What is needed
Pictures are not part of the copy; repeat everything else in the records exactly.

Dataset excerpts
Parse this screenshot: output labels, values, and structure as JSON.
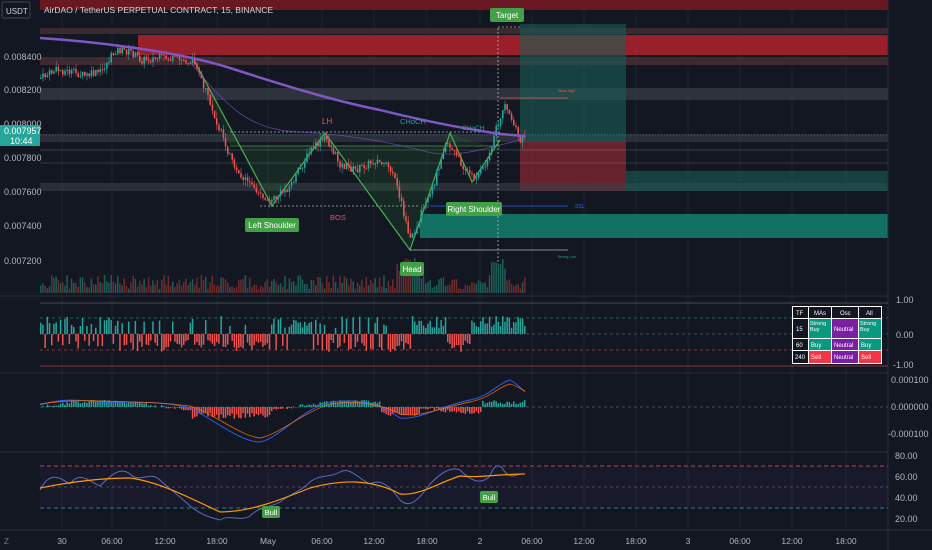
{
  "header": {
    "currency": "USDT",
    "symbol_line": "AirDAO / TetherUS PERPETUAL CONTRACT, 15, BINANCE"
  },
  "price_axis": {
    "labels": [
      "0.008400",
      "0.008200",
      "0.008000",
      "0.007800",
      "0.007600",
      "0.007400",
      "0.007200"
    ],
    "current_price": "0.007957",
    "countdown": "10:44"
  },
  "osc1_axis": [
    "1.00",
    "0.00",
    "-1.00"
  ],
  "osc2_axis": [
    "0.000100",
    "0.000000",
    "-0.000100"
  ],
  "rsi_axis": [
    "80.00",
    "60.00",
    "40.00",
    "20.00"
  ],
  "time_axis": [
    "30",
    "06:00",
    "12:00",
    "18:00",
    "May",
    "06:00",
    "12:00",
    "18:00",
    "2",
    "06:00",
    "12:00",
    "18:00",
    "3",
    "06:00",
    "12:00",
    "18:00"
  ],
  "annotations": {
    "target": "Target",
    "left_shoulder": "Left Shoulder",
    "head": "Head",
    "right_shoulder": "Right Shoulder",
    "lh": "LH",
    "choch1": "CHoCH",
    "choch2": "CHoCH",
    "bos": "BOS",
    "bull1": "Bull",
    "bull2": "Bull",
    "tiny_weak_high": "Weak High",
    "tiny_strong_low": "Strong Low",
    "tiny_ssl": "SSL"
  },
  "signal_table": {
    "headers": [
      "TF",
      "MAs",
      "Osc",
      "All"
    ],
    "rows": [
      {
        "tf": "15",
        "mas": "Strong Buy",
        "osc": "Neutral",
        "all": "Strong Buy"
      },
      {
        "tf": "60",
        "mas": "Buy",
        "osc": "Neutral",
        "all": "Buy"
      },
      {
        "tf": "240",
        "mas": "Sell",
        "osc": "Neutral",
        "all": "Sell"
      }
    ]
  },
  "colors": {
    "background": "#131722",
    "bull": "#26a69a",
    "bear": "#ef5350",
    "ma_purple": "#7e57c2",
    "pattern_green": "#4caf50",
    "label_green": "#43a047",
    "buy_teal": "#089981",
    "sell_red": "#f23645",
    "neutral_purple": "#7b1fa2"
  }
}
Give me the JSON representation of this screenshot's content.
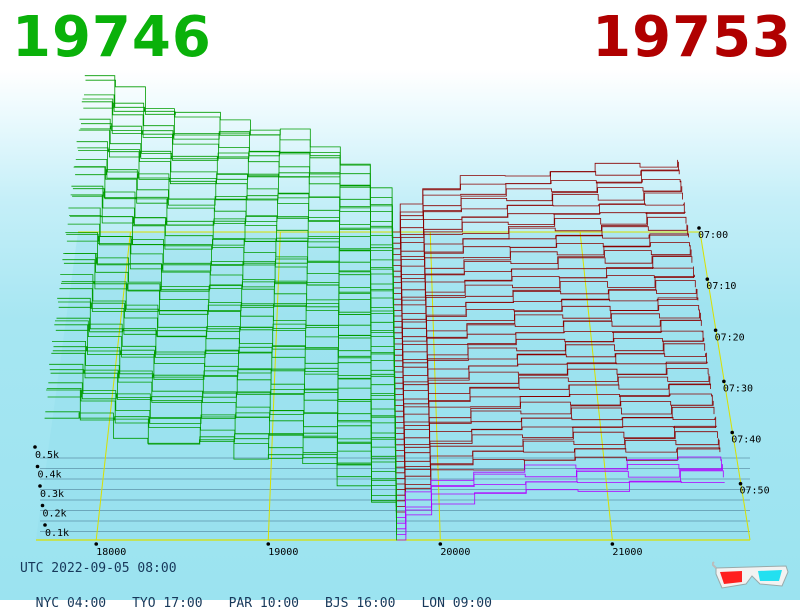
{
  "bid_price": "19746",
  "ask_price": "19753",
  "colors": {
    "bid": "#0ab10a",
    "ask": "#b00000",
    "bid_line": "#009c00",
    "ask_line": "#8a0000",
    "grid": "#d8e000",
    "floor_line": "#1a3e5e",
    "midline": "#b000ff"
  },
  "footer": {
    "utc": "UTC 2022-09-05 08:00",
    "zones": [
      "NYC 04:00",
      "TYO 17:00",
      "PAR 10:00",
      "BJS 16:00",
      "LON 09:00"
    ]
  },
  "icons": {
    "glasses": "3d-glasses-icon"
  },
  "chart_data": {
    "type": "area",
    "view": "3d-depth-history",
    "price_axis": {
      "ticks": [
        18000,
        19000,
        20000,
        21000
      ],
      "labels": [
        "18000",
        "19000",
        "20000",
        "21000"
      ],
      "range": [
        17650,
        21800
      ]
    },
    "volume_axis": {
      "ticks": [
        0.1,
        0.2,
        0.3,
        0.4,
        0.5
      ],
      "labels": [
        "0.1k",
        "0.2k",
        "0.3k",
        "0.4k",
        "0.5k"
      ],
      "unit": "k"
    },
    "time_axis": {
      "labels": [
        "07:00",
        "07:10",
        "07:20",
        "07:30",
        "07:40",
        "07:50"
      ],
      "range_min": [
        0,
        60
      ]
    },
    "bid_price": 19746,
    "ask_price": 19753,
    "series": [
      {
        "side": "bid",
        "price_levels": [
          17700,
          17900,
          18100,
          18300,
          18600,
          18800,
          19000,
          19200,
          19400,
          19600,
          19746
        ],
        "cum_volume": [
          0.66,
          0.6,
          0.55,
          0.5,
          0.48,
          0.45,
          0.42,
          0.38,
          0.3,
          0.18,
          0.0
        ]
      },
      {
        "side": "ask",
        "price_levels": [
          19753,
          19800,
          19950,
          20200,
          20500,
          20800,
          21100,
          21400,
          21650
        ],
        "cum_volume": [
          0.0,
          0.12,
          0.2,
          0.23,
          0.25,
          0.27,
          0.28,
          0.3,
          0.31
        ]
      }
    ]
  }
}
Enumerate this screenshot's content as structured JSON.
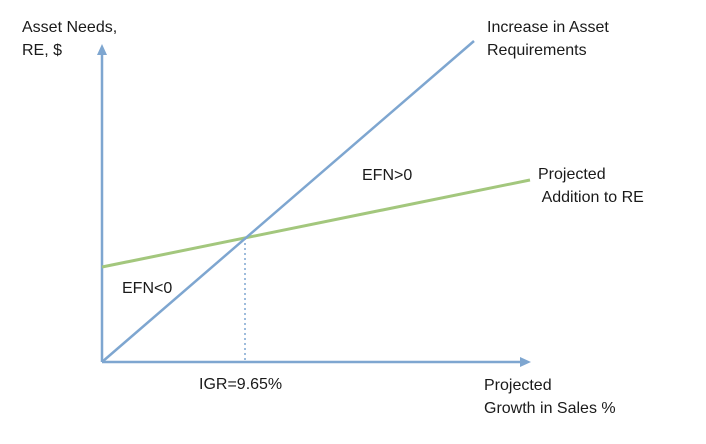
{
  "axes": {
    "y_label": "Asset Needs,\nRE, $",
    "x_label": "Projected\nGrowth in Sales %"
  },
  "lines": {
    "asset_requirements_label": "Increase in Asset\nRequirements",
    "retained_earnings_label": "Projected\n Addition to RE"
  },
  "regions": {
    "above_label": "EFN>0",
    "below_label": "EFN<0"
  },
  "marker": {
    "igr_label": "IGR=9.65%"
  },
  "colors": {
    "axis": "#7ea6d0",
    "asset_line": "#7ea6d0",
    "re_line": "#a3c77d",
    "dotted_guide": "#7ea6d0"
  }
}
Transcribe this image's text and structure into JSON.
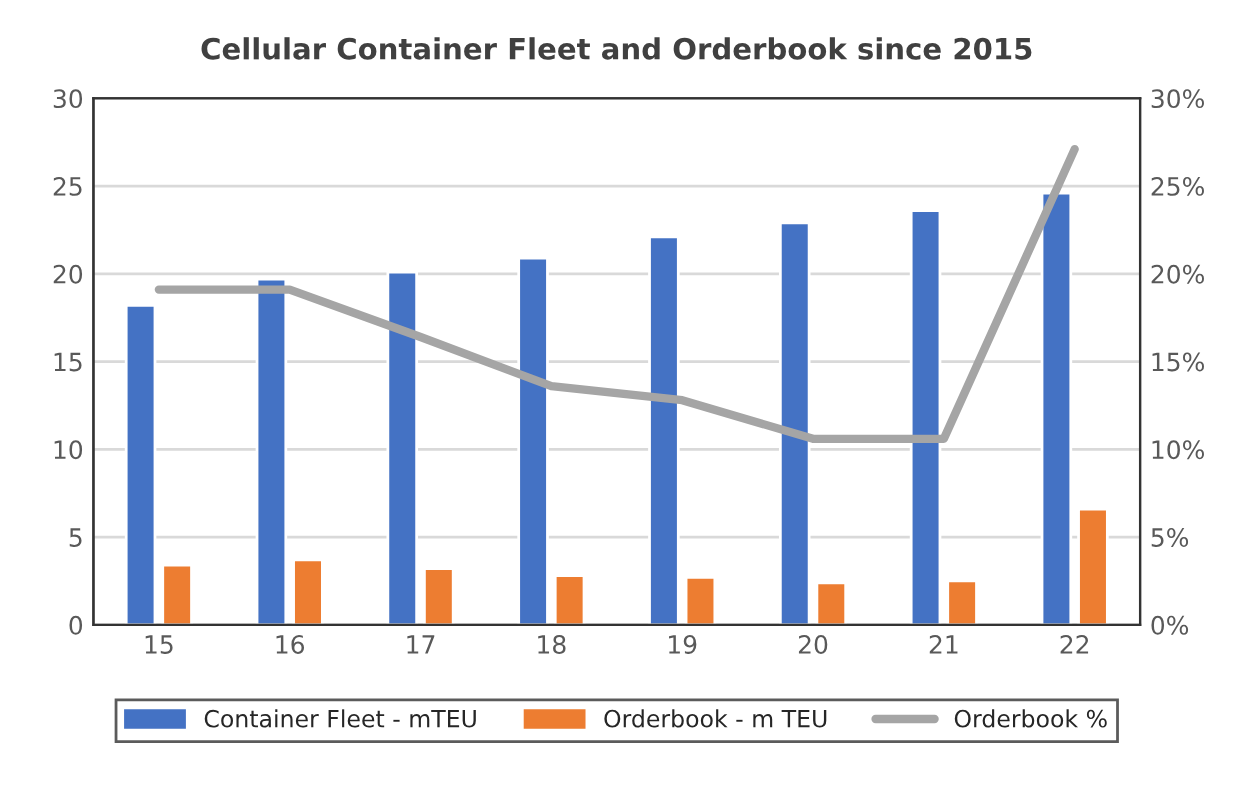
{
  "chart_data": {
    "type": "bar",
    "title": "Cellular Container Fleet and Orderbook since 2015",
    "categories": [
      "15",
      "16",
      "17",
      "18",
      "19",
      "20",
      "21",
      "22"
    ],
    "series": [
      {
        "name": "Container Fleet - mTEU",
        "color": "#4472c4",
        "values": [
          18.2,
          19.7,
          20.1,
          20.9,
          22.1,
          22.9,
          23.6,
          24.6
        ]
      },
      {
        "name": "Orderbook - m TEU",
        "color": "#ed7d31",
        "values": [
          3.4,
          3.7,
          3.2,
          2.8,
          2.7,
          2.4,
          2.5,
          6.6
        ]
      },
      {
        "name": "Orderbook %",
        "color": "#a5a5a5",
        "type": "line",
        "axis": "y2",
        "values": [
          19.1,
          19.1,
          16.4,
          13.6,
          12.8,
          10.6,
          10.6,
          27.1
        ]
      }
    ],
    "ylim": [
      0,
      30
    ],
    "yticks": [
      0,
      5,
      10,
      15,
      20,
      25,
      30
    ],
    "y2lim": [
      0,
      30
    ],
    "y2ticks": [
      {
        "value": 0,
        "label": "0%"
      },
      {
        "value": 5,
        "label": "5%"
      },
      {
        "value": 10,
        "label": "10%"
      },
      {
        "value": 15,
        "label": "15%"
      },
      {
        "value": 20,
        "label": "20%"
      },
      {
        "value": 25,
        "label": "25%"
      },
      {
        "value": 30,
        "label": "30%"
      }
    ],
    "grid": "y",
    "legend": "bottom"
  }
}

Correct response
Parse this screenshot: output labels, values, and structure as JSON.
{
  "header": {
    "currency": "USDT",
    "symbol_line": "AirDAO / TetherUS PERPETUAL CONTRACT, 15, BINANCE"
  },
  "price_axis": {
    "labels": [
      "0.008400",
      "0.008200",
      "0.008000",
      "0.007800",
      "0.007600",
      "0.007400",
      "0.007200"
    ],
    "current_price": "0.007957",
    "countdown": "10:44"
  },
  "osc1_axis": [
    "1.00",
    "0.00",
    "-1.00"
  ],
  "osc2_axis": [
    "0.000100",
    "0.000000",
    "-0.000100"
  ],
  "rsi_axis": [
    "80.00",
    "60.00",
    "40.00",
    "20.00"
  ],
  "time_axis": [
    "30",
    "06:00",
    "12:00",
    "18:00",
    "May",
    "06:00",
    "12:00",
    "18:00",
    "2",
    "06:00",
    "12:00",
    "18:00",
    "3",
    "06:00",
    "12:00",
    "18:00"
  ],
  "annotations": {
    "target": "Target",
    "left_shoulder": "Left Shoulder",
    "head": "Head",
    "right_shoulder": "Right Shoulder",
    "lh": "LH",
    "choch1": "CHoCH",
    "choch2": "CHoCH",
    "bos": "BOS",
    "bull1": "Bull",
    "bull2": "Bull",
    "tiny_weak_high": "Weak High",
    "tiny_strong_low": "Strong Low",
    "tiny_ssl": "SSL"
  },
  "signal_table": {
    "headers": [
      "TF",
      "MAs",
      "Osc",
      "All"
    ],
    "rows": [
      {
        "tf": "15",
        "mas": "Strong Buy",
        "osc": "Neutral",
        "all": "Strong Buy"
      },
      {
        "tf": "60",
        "mas": "Buy",
        "osc": "Neutral",
        "all": "Buy"
      },
      {
        "tf": "240",
        "mas": "Sell",
        "osc": "Neutral",
        "all": "Sell"
      }
    ]
  },
  "colors": {
    "background": "#131722",
    "bull": "#26a69a",
    "bear": "#ef5350",
    "ma_purple": "#7e57c2",
    "pattern_green": "#4caf50",
    "label_green": "#43a047",
    "buy_teal": "#089981",
    "sell_red": "#f23645",
    "neutral_purple": "#7b1fa2"
  }
}
Give me the JSON representation of this screenshot's content.
{
  "bid_price": "19746",
  "ask_price": "19753",
  "colors": {
    "bid": "#0ab10a",
    "ask": "#b00000",
    "bid_line": "#009c00",
    "ask_line": "#8a0000",
    "grid": "#d8e000",
    "floor_line": "#1a3e5e",
    "midline": "#b000ff"
  },
  "footer": {
    "utc": "UTC 2022-09-05 08:00",
    "zones": [
      "NYC 04:00",
      "TYO 17:00",
      "PAR 10:00",
      "BJS 16:00",
      "LON 09:00"
    ]
  },
  "icons": {
    "glasses": "3d-glasses-icon"
  },
  "chart_data": {
    "type": "area",
    "view": "3d-depth-history",
    "price_axis": {
      "ticks": [
        18000,
        19000,
        20000,
        21000
      ],
      "labels": [
        "18000",
        "19000",
        "20000",
        "21000"
      ],
      "range": [
        17650,
        21800
      ]
    },
    "volume_axis": {
      "ticks": [
        0.1,
        0.2,
        0.3,
        0.4,
        0.5
      ],
      "labels": [
        "0.1k",
        "0.2k",
        "0.3k",
        "0.4k",
        "0.5k"
      ],
      "unit": "k"
    },
    "time_axis": {
      "labels": [
        "07:00",
        "07:10",
        "07:20",
        "07:30",
        "07:40",
        "07:50"
      ],
      "range_min": [
        0,
        60
      ]
    },
    "bid_price": 19746,
    "ask_price": 19753,
    "series": [
      {
        "side": "bid",
        "price_levels": [
          17700,
          17900,
          18100,
          18300,
          18600,
          18800,
          19000,
          19200,
          19400,
          19600,
          19746
        ],
        "cum_volume": [
          0.66,
          0.6,
          0.55,
          0.5,
          0.48,
          0.45,
          0.42,
          0.38,
          0.3,
          0.18,
          0.0
        ]
      },
      {
        "side": "ask",
        "price_levels": [
          19753,
          19800,
          19950,
          20200,
          20500,
          20800,
          21100,
          21400,
          21650
        ],
        "cum_volume": [
          0.0,
          0.12,
          0.2,
          0.23,
          0.25,
          0.27,
          0.28,
          0.3,
          0.31
        ]
      }
    ]
  }
}
Enumerate this screenshot's content as structured JSON.
{
  "axes": {
    "y_label": "Asset Needs,\nRE, $",
    "x_label": "Projected\nGrowth in Sales %"
  },
  "lines": {
    "asset_requirements_label": "Increase in Asset\nRequirements",
    "retained_earnings_label": "Projected\n Addition to RE"
  },
  "regions": {
    "above_label": "EFN>0",
    "below_label": "EFN<0"
  },
  "marker": {
    "igr_label": "IGR=9.65%"
  },
  "colors": {
    "axis": "#7ea6d0",
    "asset_line": "#7ea6d0",
    "re_line": "#a3c77d",
    "dotted_guide": "#7ea6d0"
  }
}
Transcribe this image's text and structure into JSON.
{
  "chart_data": {
    "type": "bar",
    "title": "Cellular Container Fleet and Orderbook since 2015",
    "categories": [
      "15",
      "16",
      "17",
      "18",
      "19",
      "20",
      "21",
      "22"
    ],
    "series": [
      {
        "name": "Container Fleet - mTEU",
        "color": "#4472c4",
        "values": [
          18.2,
          19.7,
          20.1,
          20.9,
          22.1,
          22.9,
          23.6,
          24.6
        ]
      },
      {
        "name": "Orderbook - m TEU",
        "color": "#ed7d31",
        "values": [
          3.4,
          3.7,
          3.2,
          2.8,
          2.7,
          2.4,
          2.5,
          6.6
        ]
      },
      {
        "name": "Orderbook %",
        "color": "#a5a5a5",
        "type": "line",
        "axis": "y2",
        "values": [
          19.1,
          19.1,
          16.4,
          13.6,
          12.8,
          10.6,
          10.6,
          27.1
        ]
      }
    ],
    "ylim": [
      0,
      30
    ],
    "yticks": [
      0,
      5,
      10,
      15,
      20,
      25,
      30
    ],
    "y2lim": [
      0,
      30
    ],
    "y2ticks": [
      {
        "value": 0,
        "label": "0%"
      },
      {
        "value": 5,
        "label": "5%"
      },
      {
        "value": 10,
        "label": "10%"
      },
      {
        "value": 15,
        "label": "15%"
      },
      {
        "value": 20,
        "label": "20%"
      },
      {
        "value": 25,
        "label": "25%"
      },
      {
        "value": 30,
        "label": "30%"
      }
    ],
    "grid": "y",
    "legend": "bottom"
  }
}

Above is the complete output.